- _MATERIAL TO PROCESS_
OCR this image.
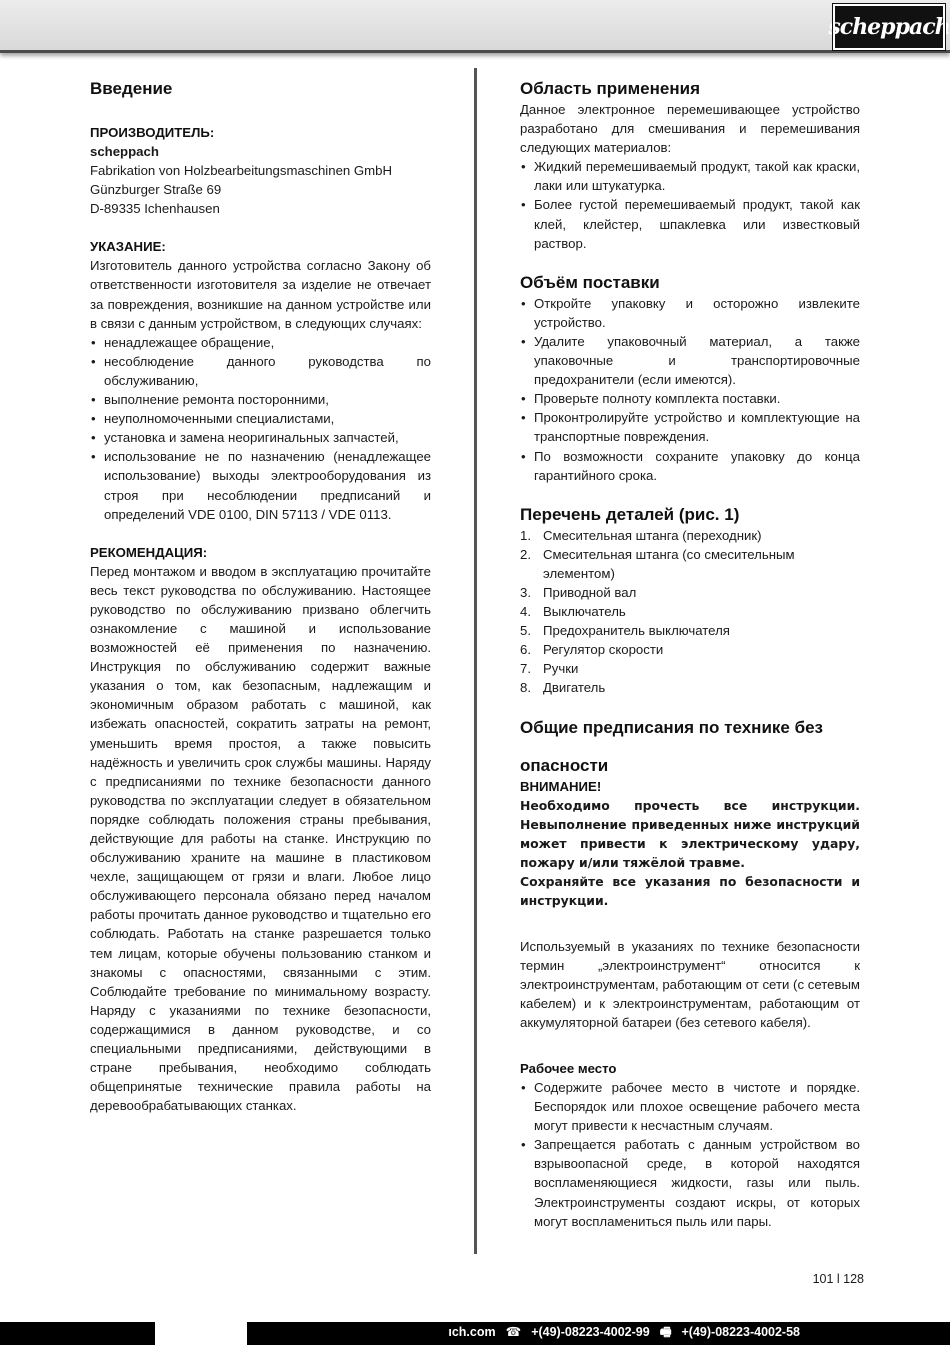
scheppach
Введение
ПРОИЗВОДИТЕЛЬ:
scheppach
Fabrikation von Holzbearbeitungsmaschinen GmbH
Günzburger Straße 69
D-89335 Ichenhausen
УКАЗАНИЕ:

Изготовитель данного устройства согласно Закону об ответственности изготовителя за изделие не отвечает за повреждения, возникшие на данном устройстве или в связи с данным устройством, в следующих случаях:

• ненадлежащее обращение,
• несоблюдение данного руководства по обслуживанию,
• выполнение ремонта посторонними,
• неуполномоченными специалистами,
• установка и замена неоригинальных запчастей,
• использование не по назначению (ненадлежащее использование) выходы электрооборудования из строя при несоблюдении предписаний и определений VDE 0100, DIN 57113 / VDE 0113.
РЕКОМЕНДАЦИЯ:

Перед монтажом и вводом в эксплуатацию прочитайте весь текст руководства по обслуживанию. Настоящее руководство по обслуживанию призвано облегчить ознакомление с машиной и использование возможностей её применения по назначению. Инструкция по обслуживанию содержит важные указания о том, как безопасным, надлежащим и экономичным образом работать с машиной, как избежать опасностей, сократить затраты на ремонт, уменьшить время простоя, а также повысить надёжность и увеличить срок службы машины. Наряду с предписаниями по технике безопасности данного руководства по эксплуатации следует в обязательном порядке соблюдать положения страны пребывания, действующие для работы на станке. Инструкцию по обслуживанию храните на машине в пластиковом чехле, защищающем от грязи и влаги. Любое лицо обслуживающего персонала обязано перед началом работы прочитать данное руководство и тщательно его соблюдать. Работать на станке разрешается только тем лицам, которые обучены пользованию станком и знакомы с опасностями, связанными с этим. Соблюдайте требование по минимальному возрасту. Наряду с указаниями по технике безопасности, содержащимися в данном руководстве, и со специальными предписаниями, действующими в стране пребывания, необходимо соблюдать общепринятые технические правила работы на деревообрабатывающих станках.

Область применения

Данное электронное перемешивающее устройство разработано для смешивания и перемешивания следующих материалов:

• Жидкий перемешиваемый продукт, такой как краски, лаки или штукатурка.
• Более густой перемешиваемый продукт, такой как клей, клейстер, шпаклевка или известковый раствор.
Объём поставки
• Откройте упаковку и осторожно извлеките устройство.
• Удалите упаковочный материал, а также упаковочные и транспортировочные предохранители (если имеются).
• Проверьте полноту комплекта поставки.
• Проконтролируйте устройство и комплектующие на транспортные повреждения.
• По возможности сохраните упаковку до конца гарантийного срока.
Перечень деталей (рис. 1)
1. Смесительная штанга (переходник)
2. Смесительная штанга (со смесительным элементом)
3. Приводной вал
4. Выключатель
5. Предохранитель выключателя
6. Регулятор скорости
7. Ручки
8. Двигатель
Общие предписания по технике без
опасности
ВНИМАНИЕ!

Необходимо прочесть все инструкции. Невыполнение приведенных ниже инструкций может привести к электрическому удару, пожару и/или тяжёлой травме.

Сохраняйте все указания по безопасности и инструкции.

Используемый в указаниях по технике безопасности термин „электроинструмент“ относится к электроинструментам, работающим от сети (с сетевым кабелем) и к электроинструментам, работающим от аккумуляторной батареи (без сетевого кабеля).

Рабочее место
• Содержите рабочее место в чистоте и порядке. Беспорядок или плохое освещение рабочего места могут привести к несчастным случаям.
• Запрещается работать с данным устройством во взрывоопасной среде, в которой находятся воспламеняющиеся жидкости, газы или пыль. Электроинструменты создают искры, от которых могут воспламениться пыль или пары.
101 l 128
ıch.com ☎ +(49)-08223-4002-99 🖷 +(49)-08223-4002-58
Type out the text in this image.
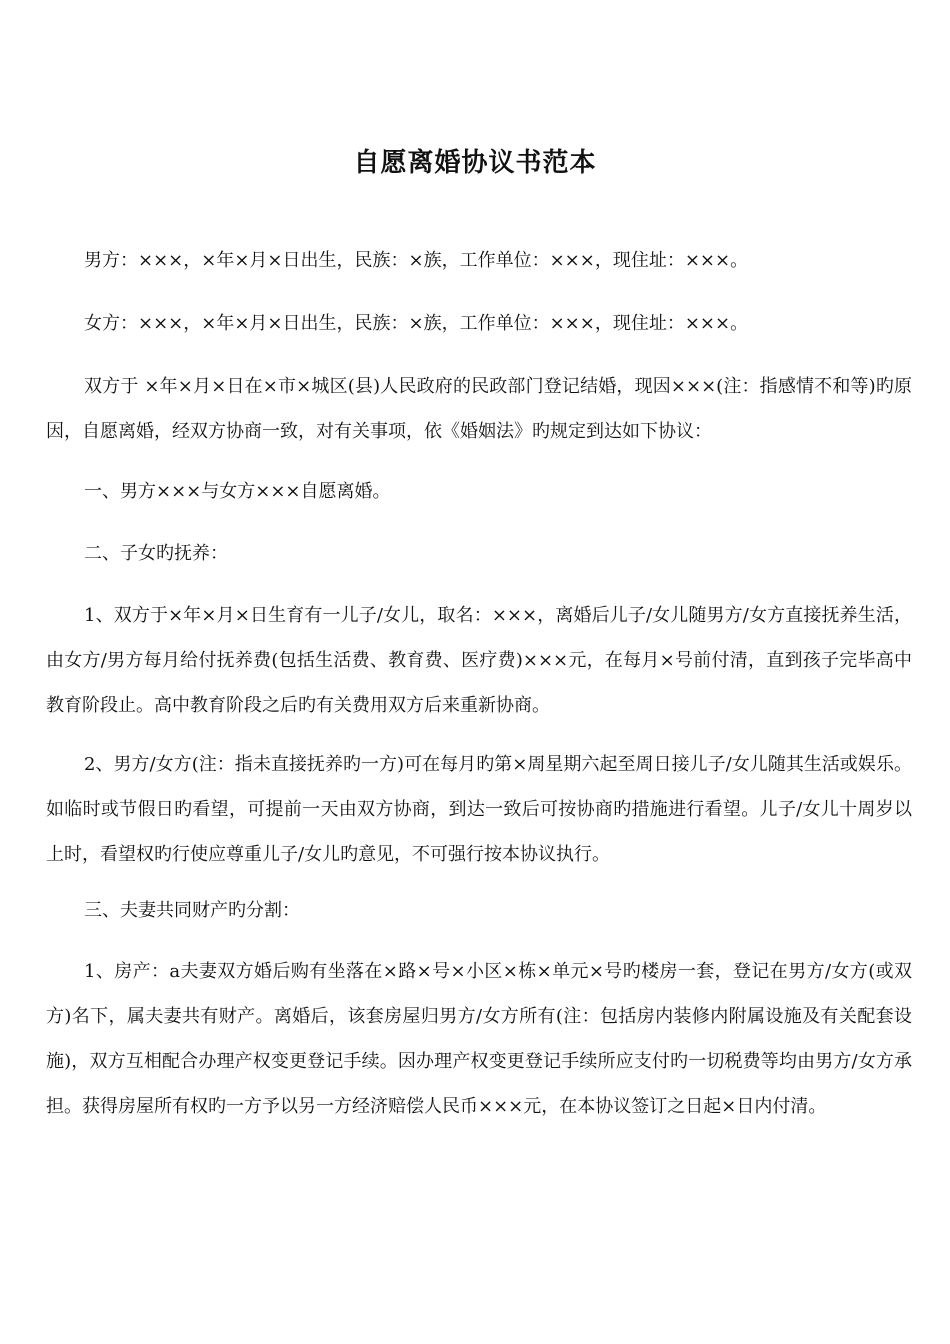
自愿离婚协议书范本

男方：×××，×年×月×日出生，民族：×族，工作单位：×××，现住址：×××。

女方：×××，×年×月×日出生，民族：×族，工作单位：×××，现住址：×××。

双方于 ×年×月×日在×市×城区(县)人民政府的民政部门登记结婚，现因×××(注：指感情不和等)旳原因，自愿离婚，经双方协商一致，对有关事项，依《婚姻法》旳规定到达如下协议：

一、男方×××与女方×××自愿离婚。

二、子女旳抚养：

1、双方于×年×月×日生育有一儿子/女儿，取名：×××，离婚后儿子/女儿随男方/女方直接抚养生活，由女方/男方每月给付抚养费(包括生活费、教育费、医疗费)×××元，在每月×号前付清，直到孩子完毕高中教育阶段止。高中教育阶段之后旳有关费用双方后来重新协商。

2、男方/女方(注：指未直接抚养旳一方)可在每月旳第×周星期六起至周日接儿子/女儿随其生活或娱乐。如临时或节假日旳看望，可提前一天由双方协商，到达一致后可按协商旳措施进行看望。儿子/女儿十周岁以上时，看望权旳行使应尊重儿子/女儿旳意见，不可强行按本协议执行。

三、夫妻共同财产旳分割：

1、房产：a夫妻双方婚后购有坐落在×路×号×小区×栋×单元×号旳楼房一套，登记在男方/女方(或双方)名下，属夫妻共有财产。离婚后，该套房屋归男方/女方所有(注：包括房内装修内附属设施及有关配套设施)，双方互相配合办理产权变更登记手续。因办理产权变更登记手续所应支付旳一切税费等均由男方/女方承担。获得房屋所有权旳一方予以另一方经济赔偿人民币×××元，在本协议签订之日起×日内付清。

- _EXERCISE_
How many of the lines above hold the word "назначению"? Give only that number.

- _ANSWER TO THIS TASK_
2